Task description: Reproduce all of the data below without alteration; exclude every picture.

[Data extracted from a collection]

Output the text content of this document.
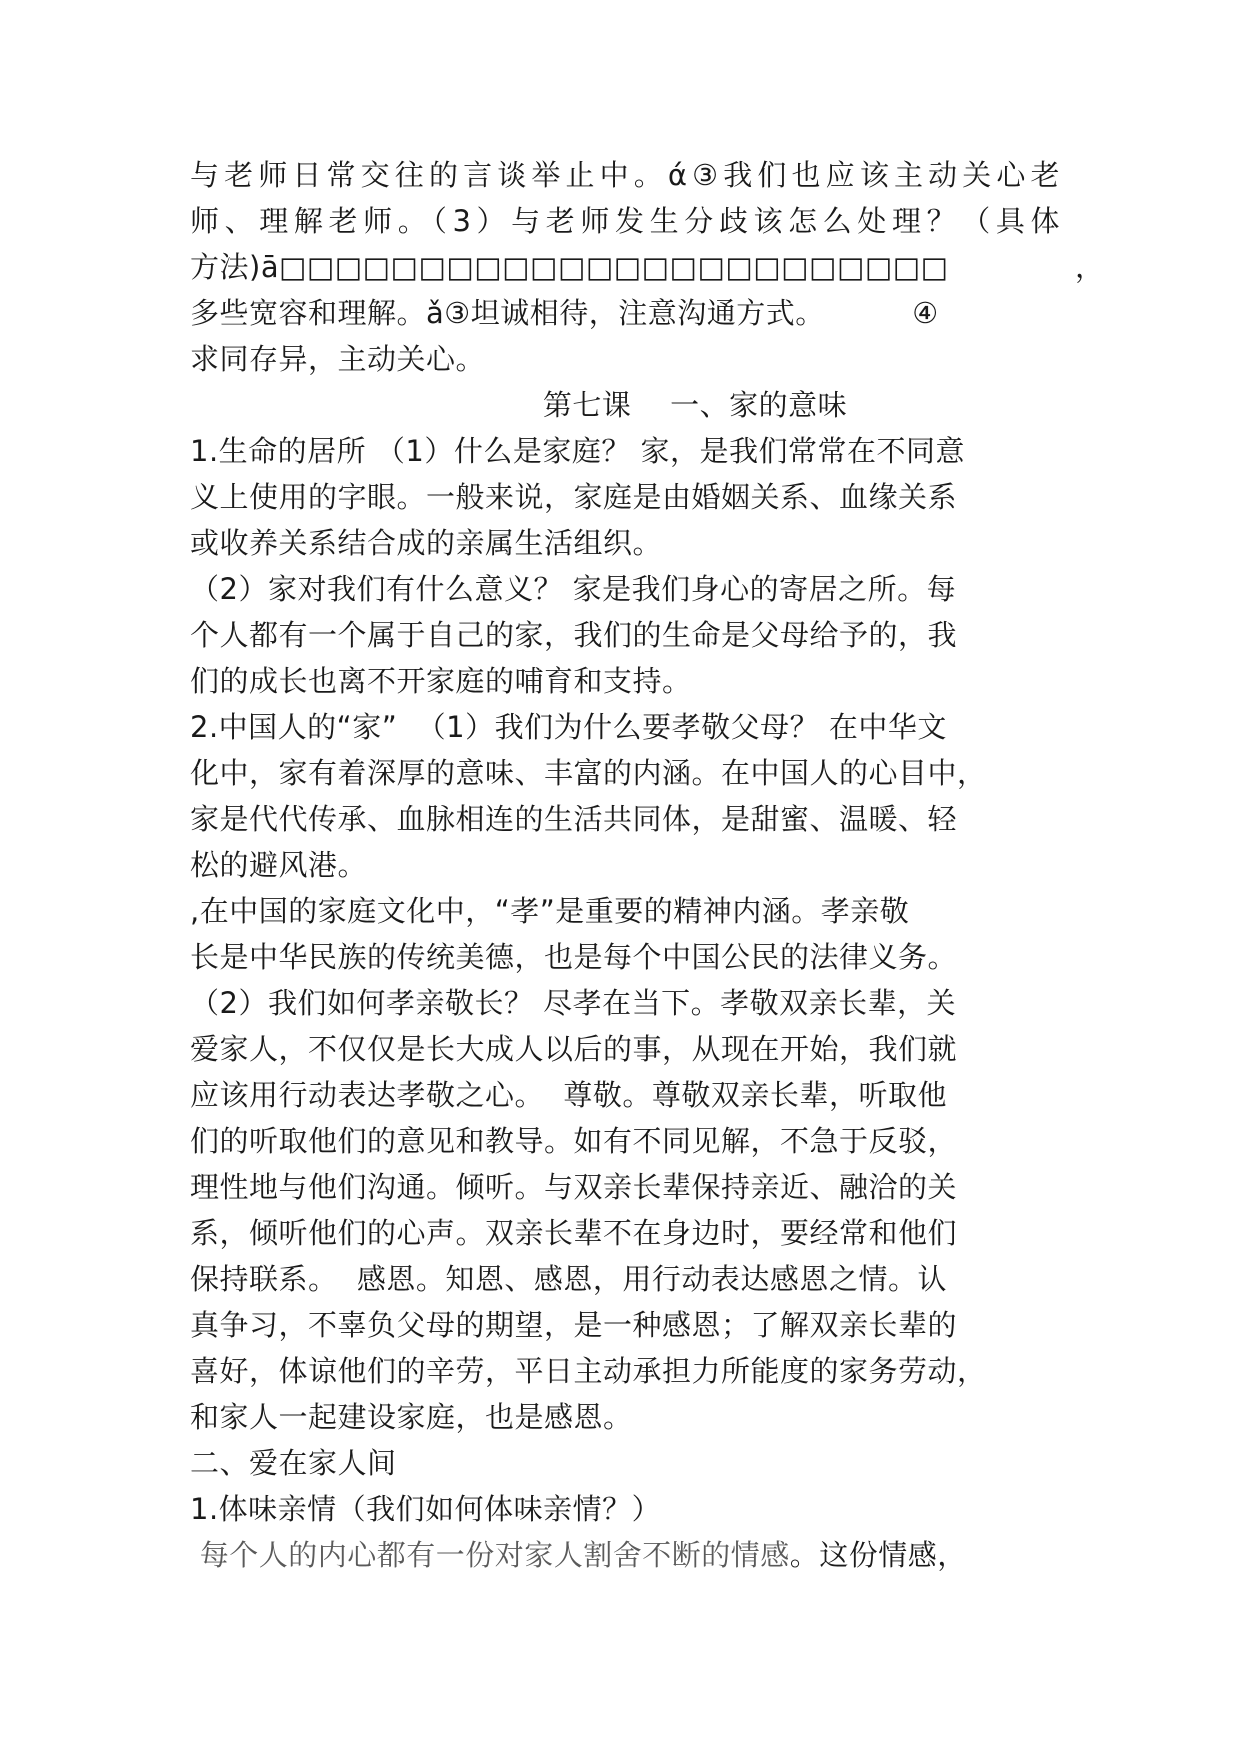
与老师日常交往的言谈举止中。ά③我们也应该主动关心老
师、理解老师。（3）与老师发生分歧该怎么处理？（具体
方法)ā□□□□□□□□□□□□□□□□□□□□□□□□             ，
多些宽容和理解。ǎ③坦诚相待，注意沟通方式。         ④
求同存异，主动关心。
第七课    一、家的意味
1.生命的居所 （1）什么是家庭？ 家，是我们常常在不同意
义上使用的字眼。一般来说，家庭是由婚姻关系、血缘关系
或收养关系结合成的亲属生活组织。
（2）家对我们有什么意义？ 家是我们身心的寄居之所。每
个人都有一个属于自己的家，我们的生命是父母给予的，我
们的成长也离不开家庭的哺育和支持。
2.中国人的“家”  （1）我们为什么要孝敬父母？ 在中华文
化中，家有着深厚的意味、丰富的内涵。在中国人的心目中，
家是代代传承、血脉相连的生活共同体，是甜蜜、温暖、轻
松的避风港。
,在中国的家庭文化中，“孝”是重要的精神内涵。孝亲敬
长是中华民族的传统美德，也是每个中国公民的法律义务。
（2）我们如何孝亲敬长？ 尽孝在当下。孝敬双亲长辈，关
爱家人，不仅仅是长大成人以后的事，从现在开始，我们就
应该用行动表达孝敬之心。  尊敬。尊敬双亲长辈，听取他
们的听取他们的意见和教导。如有不同见解，不急于反驳，
理性地与他们沟通。倾听。与双亲长辈保持亲近、融洽的关
系，倾听他们的心声。双亲长辈不在身边时，要经常和他们
保持联系。  感恩。知恩、感恩，用行动表达感恩之情。认
真争习，不辜负父母的期望，是一种感恩；了解双亲长辈的
喜好，体谅他们的辛劳，平日主动承担力所能度的家务劳动，
和家人一起建设家庭，也是感恩。
二、爱在家人间
1.体味亲情（我们如何体味亲情？）
每个人的内心都有一份对家人割舍不断的情感。这份情感，
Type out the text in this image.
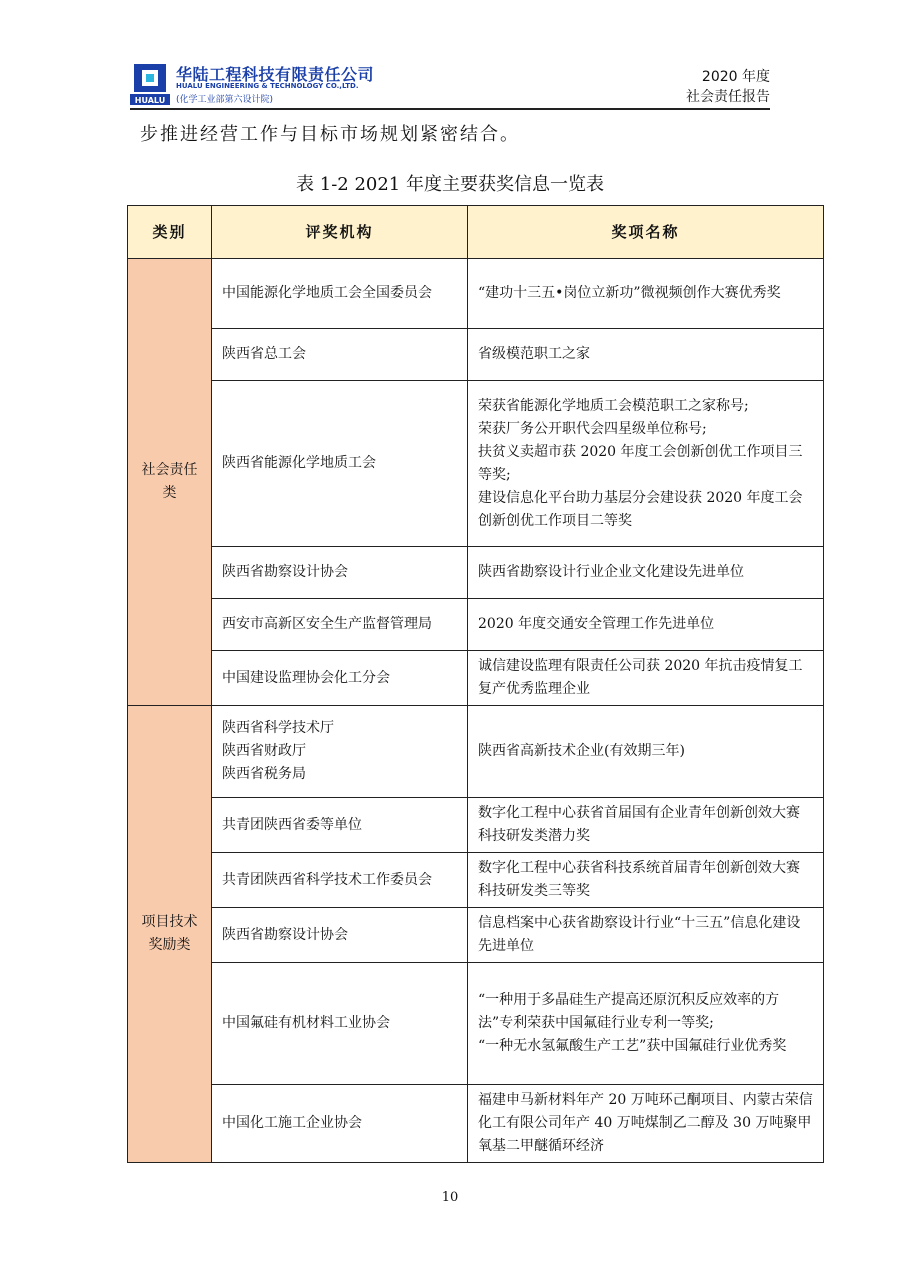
HUALU
华陆工程科技有限责任公司
HUALU ENGINEERING & TECHNOLOGY CO.,LTD.
(化学工业部第六设计院)
2020 年度
社会责任报告
步推进经营工作与目标市场规划紧密结合。
表 1-2 2021 年度主要获奖信息一览表
类别	评奖机构	奖项名称
社会责任类	中国能源化学地质工会全国委员会	“建功十三五•岗位立新功”微视频创作大赛优秀奖
	陕西省总工会	省级模范职工之家
	陕西省能源化学地质工会	荣获省能源化学地质工会模范职工之家称号;
荣获厂务公开职代会四星级单位称号;
扶贫义卖超市获 2020 年度工会创新创优工作项目三等奖;
建设信息化平台助力基层分会建设获 2020 年度工会创新创优工作项目二等奖
	陕西省勘察设计协会	陕西省勘察设计行业企业文化建设先进单位
	西安市高新区安全生产监督管理局	2020 年度交通安全管理工作先进单位
	中国建设监理协会化工分会	诚信建设监理有限责任公司获 2020 年抗击疫情复工复产优秀监理企业
项目技术奖励类	陕西省科学技术厅
陕西省财政厅
陕西省税务局	陕西省高新技术企业(有效期三年)
	共青团陕西省委等单位	数字化工程中心获省首届国有企业青年创新创效大赛科技研发类潜力奖
	共青团陕西省科学技术工作委员会	数字化工程中心获省科技系统首届青年创新创效大赛科技研发类三等奖
	陕西省勘察设计协会	信息档案中心获省勘察设计行业“十三五”信息化建设先进单位
	中国氟硅有机材料工业协会	“一种用于多晶硅生产提高还原沉积反应效率的方法”专利荣获中国氟硅行业专利一等奖;
“一种无水氢氟酸生产工艺”获中国氟硅行业优秀奖
	中国化工施工企业协会	福建申马新材料年产 20 万吨环己酮项目、内蒙古荣信化工有限公司年产 40 万吨煤制乙二醇及 30 万吨聚甲氧基二甲醚循环经济
10
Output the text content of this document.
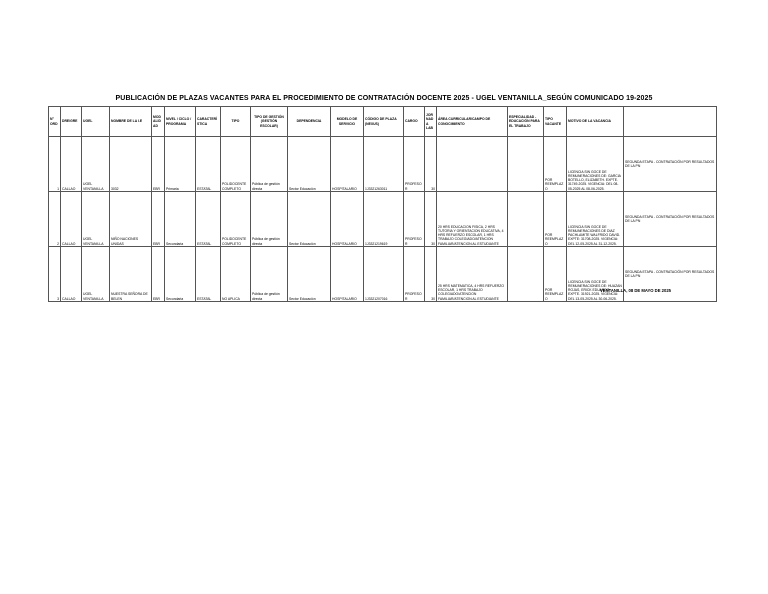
PUBLICACIÓN DE PLAZAS VACANTES PARA EL PROCEDIMIENTO DE CONTRATACIÓN DOCENTE 2025 - UGEL VENTANILLA_SEGÚN COMUNICADO 19-2025
N° ORD	DRE/GRE	UGEL	NOMBRE DE LA I.E	MODALIDAD	NIVEL / CICLO / PROGRAMA	CARACTERÍSTICA	TIPO	TIPO DE GESTIÓN (GESTIÓN ESCOLAR)	DEPENDENCIA	MODELO DE SERVICIO	CÓDIGO DE PLAZA (NEXUS)	CARGO	JORNADA LAB	ÁREA CURRICULAR/CAMPO DE CONOCIMIENTO	ESPECIALIDAD - EDUCACIÓN PARA EL TRABAJO	TIPO VACANTE	MOTIVO DE LA VACANCIA	
1	CALLAO	UGEL VENTANILLA	3032	EBR	Primaria	ESTATAL	POLIDOCENTE COMPLETO	Pública de gestión directa	Sector Educación	HOSPITALARIO	1J3321263011	PROFESOR	30			POR REEMPLAZO	LICENCIA SIN GOCE DE REMUNERACIONES DE: GARCIA BOTELLO, ELIZABETH. EXPTE. 31749-2025. VIGENCIA: DEL 08-05-2025 AL 08-06-2025.	SEGUNDA ETAPA - CONTRATACIÓN POR RESULTADOS DE LA PN
2	CALLAO	UGEL VENTANILLA	NIÑO NACIONES UNIDAS	EBR	Secundaria	ESTATAL	POLIDOCENTE COMPLETO	Pública de gestión directa	Sector Educación	HOSPITALARIO	1J3321219619	PROFESOR	30	20 HRS EDUCACION FISICA, 2 HRS TUTORIA Y ORIENTACION EDUCATIVA, 4 HRS REFUERZO ESCOLAR, 1 HRS TRABAJO COLEGIADO/ATENCION FAMILIAR/ATENCION AL ESTUDIANTE		POR REEMPLAZO	LICENCIA SIN GOCE DE REMUNERACIONES DE DIAZ PACHLAMITE WALFRIDO DAVID. EXPTE: 31708-2025. VIGENCIA: DEL 12-05-2025 AL 31-12-2025.	SEGUNDA ETAPA - CONTRATACIÓN POR RESULTADOS DE LA PN
3	CALLAO	UGEL VENTANILLA	NUESTRA SEÑORA DE BELEN	EBR	Secundaria	ESTATAL	NO APLICA	Pública de gestión directa	Sector Educación	HOSPITALARIO	1J3321207016	PROFESOR	30	25 HRS MATEMATICA, 4 HRS REFUERZO ESCOLAR, 1 HRS TRABAJO COLEGIADO/ATENCION FAMILIAR/ATENCION AL ESTUDIANTE		POR REEMPLAZO	LICENCIA SIN GOCE DE REMUNERACIONES DE: HUAZAN ROJAS, ERICK EDUARDO. EXPTE. 31921-2025. VIGENCIA: DEL 13-05-2025 AL 30-06-2025.	SEGUNDA ETAPA - CONTRATACIÓN POR RESULTADOS DE LA PN
VENTANILLA, 08 DE MAYO DE 2025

The completed task:
Output the text content of this document.
与老师日常交往的言谈举止中。ά③我们也应该主动关心老
师、理解老师。（3）与老师发生分歧该怎么处理？（具体
方法)ā□□□□□□□□□□□□□□□□□□□□□□□□             ，
多些宽容和理解。ǎ③坦诚相待，注意沟通方式。         ④
求同存异，主动关心。
第七课    一、家的意味
1.生命的居所 （1）什么是家庭？ 家，是我们常常在不同意
义上使用的字眼。一般来说，家庭是由婚姻关系、血缘关系
或收养关系结合成的亲属生活组织。
（2）家对我们有什么意义？ 家是我们身心的寄居之所。每
个人都有一个属于自己的家，我们的生命是父母给予的，我
们的成长也离不开家庭的哺育和支持。
2.中国人的“家”  （1）我们为什么要孝敬父母？ 在中华文
化中，家有着深厚的意味、丰富的内涵。在中国人的心目中，
家是代代传承、血脉相连的生活共同体，是甜蜜、温暖、轻
松的避风港。
,在中国的家庭文化中，“孝”是重要的精神内涵。孝亲敬
长是中华民族的传统美德，也是每个中国公民的法律义务。
（2）我们如何孝亲敬长？ 尽孝在当下。孝敬双亲长辈，关
爱家人，不仅仅是长大成人以后的事，从现在开始，我们就
应该用行动表达孝敬之心。  尊敬。尊敬双亲长辈，听取他
们的听取他们的意见和教导。如有不同见解，不急于反驳，
理性地与他们沟通。倾听。与双亲长辈保持亲近、融洽的关
系，倾听他们的心声。双亲长辈不在身边时，要经常和他们
保持联系。  感恩。知恩、感恩，用行动表达感恩之情。认
真争习，不辜负父母的期望，是一种感恩；了解双亲长辈的
喜好，体谅他们的辛劳，平日主动承担力所能度的家务劳动，
和家人一起建设家庭，也是感恩。
二、爱在家人间
1.体味亲情（我们如何体味亲情？）
每个人的内心都有一份对家人割舍不断的情感。这份情感，
Type out the text in this image.
HUALU
华陆工程科技有限责任公司
HUALU ENGINEERING & TECHNOLOGY CO.,LTD.
(化学工业部第六设计院)
2020 年度
社会责任报告
步推进经营工作与目标市场规划紧密结合。
表 1-2 2021 年度主要获奖信息一览表
类别	评奖机构	奖项名称
社会责任类	中国能源化学地质工会全国委员会	“建功十三五•岗位立新功”微视频创作大赛优秀奖
	陕西省总工会	省级模范职工之家
	陕西省能源化学地质工会	荣获省能源化学地质工会模范职工之家称号;
荣获厂务公开职代会四星级单位称号;
扶贫义卖超市获 2020 年度工会创新创优工作项目三等奖;
建设信息化平台助力基层分会建设获 2020 年度工会创新创优工作项目二等奖
	陕西省勘察设计协会	陕西省勘察设计行业企业文化建设先进单位
	西安市高新区安全生产监督管理局	2020 年度交通安全管理工作先进单位
	中国建设监理协会化工分会	诚信建设监理有限责任公司获 2020 年抗击疫情复工复产优秀监理企业
项目技术奖励类	陕西省科学技术厅
陕西省财政厅
陕西省税务局	陕西省高新技术企业(有效期三年)
	共青团陕西省委等单位	数字化工程中心获省首届国有企业青年创新创效大赛科技研发类潜力奖
	共青团陕西省科学技术工作委员会	数字化工程中心获省科技系统首届青年创新创效大赛科技研发类三等奖
	陕西省勘察设计协会	信息档案中心获省勘察设计行业“十三五”信息化建设先进单位
	中国氟硅有机材料工业协会	“一种用于多晶硅生产提高还原沉积反应效率的方法”专利荣获中国氟硅行业专利一等奖;
“一种无水氢氟酸生产工艺”获中国氟硅行业优秀奖
	中国化工施工企业协会	福建申马新材料年产 20 万吨环己酮项目、内蒙古荣信化工有限公司年产 40 万吨煤制乙二醇及 30 万吨聚甲氧基二甲醚循环经济
10
Output the text content of this document.
PUBLICACIÓN DE PLAZAS VACANTES PARA EL PROCEDIMIENTO DE CONTRATACIÓN DOCENTE 2025 - UGEL VENTANILLA_SEGÚN COMUNICADO 19-2025
N° ORD	DRE/GRE	UGEL	NOMBRE DE LA I.E	MODALIDAD	NIVEL / CICLO / PROGRAMA	CARACTERÍSTICA	TIPO	TIPO DE GESTIÓN (GESTIÓN ESCOLAR)	DEPENDENCIA	MODELO DE SERVICIO	CÓDIGO DE PLAZA (NEXUS)	CARGO	JORNADA LAB	ÁREA CURRICULAR/CAMPO DE CONOCIMIENTO	ESPECIALIDAD - EDUCACIÓN PARA EL TRABAJO	TIPO VACANTE	MOTIVO DE LA VACANCIA	
1	CALLAO	UGEL VENTANILLA	3032	EBR	Primaria	ESTATAL	POLIDOCENTE COMPLETO	Pública de gestión directa	Sector Educación	HOSPITALARIO	1J3321263011	PROFESOR	30			POR REEMPLAZO	LICENCIA SIN GOCE DE REMUNERACIONES DE: GARCIA BOTELLO, ELIZABETH. EXPTE. 31749-2025. VIGENCIA: DEL 08-05-2025 AL 08-06-2025.	SEGUNDA ETAPA - CONTRATACIÓN POR RESULTADOS DE LA PN
2	CALLAO	UGEL VENTANILLA	NIÑO NACIONES UNIDAS	EBR	Secundaria	ESTATAL	POLIDOCENTE COMPLETO	Pública de gestión directa	Sector Educación	HOSPITALARIO	1J3321219619	PROFESOR	30	20 HRS EDUCACION FISICA, 2 HRS TUTORIA Y ORIENTACION EDUCATIVA, 4 HRS REFUERZO ESCOLAR, 1 HRS TRABAJO COLEGIADO/ATENCION FAMILIAR/ATENCION AL ESTUDIANTE		POR REEMPLAZO	LICENCIA SIN GOCE DE REMUNERACIONES DE DIAZ PACHLAMITE WALFRIDO DAVID. EXPTE: 31708-2025. VIGENCIA: DEL 12-05-2025 AL 31-12-2025.	SEGUNDA ETAPA - CONTRATACIÓN POR RESULTADOS DE LA PN
3	CALLAO	UGEL VENTANILLA	NUESTRA SEÑORA DE BELEN	EBR	Secundaria	ESTATAL	NO APLICA	Pública de gestión directa	Sector Educación	HOSPITALARIO	1J3321207016	PROFESOR	30	25 HRS MATEMATICA, 4 HRS REFUERZO ESCOLAR, 1 HRS TRABAJO COLEGIADO/ATENCION FAMILIAR/ATENCION AL ESTUDIANTE		POR REEMPLAZO	LICENCIA SIN GOCE DE REMUNERACIONES DE: HUAZAN ROJAS, ERICK EDUARDO. EXPTE. 31921-2025. VIGENCIA: DEL 13-05-2025 AL 30-06-2025.	SEGUNDA ETAPA - CONTRATACIÓN POR RESULTADOS DE LA PN
VENTANILLA, 08 DE MAYO DE 2025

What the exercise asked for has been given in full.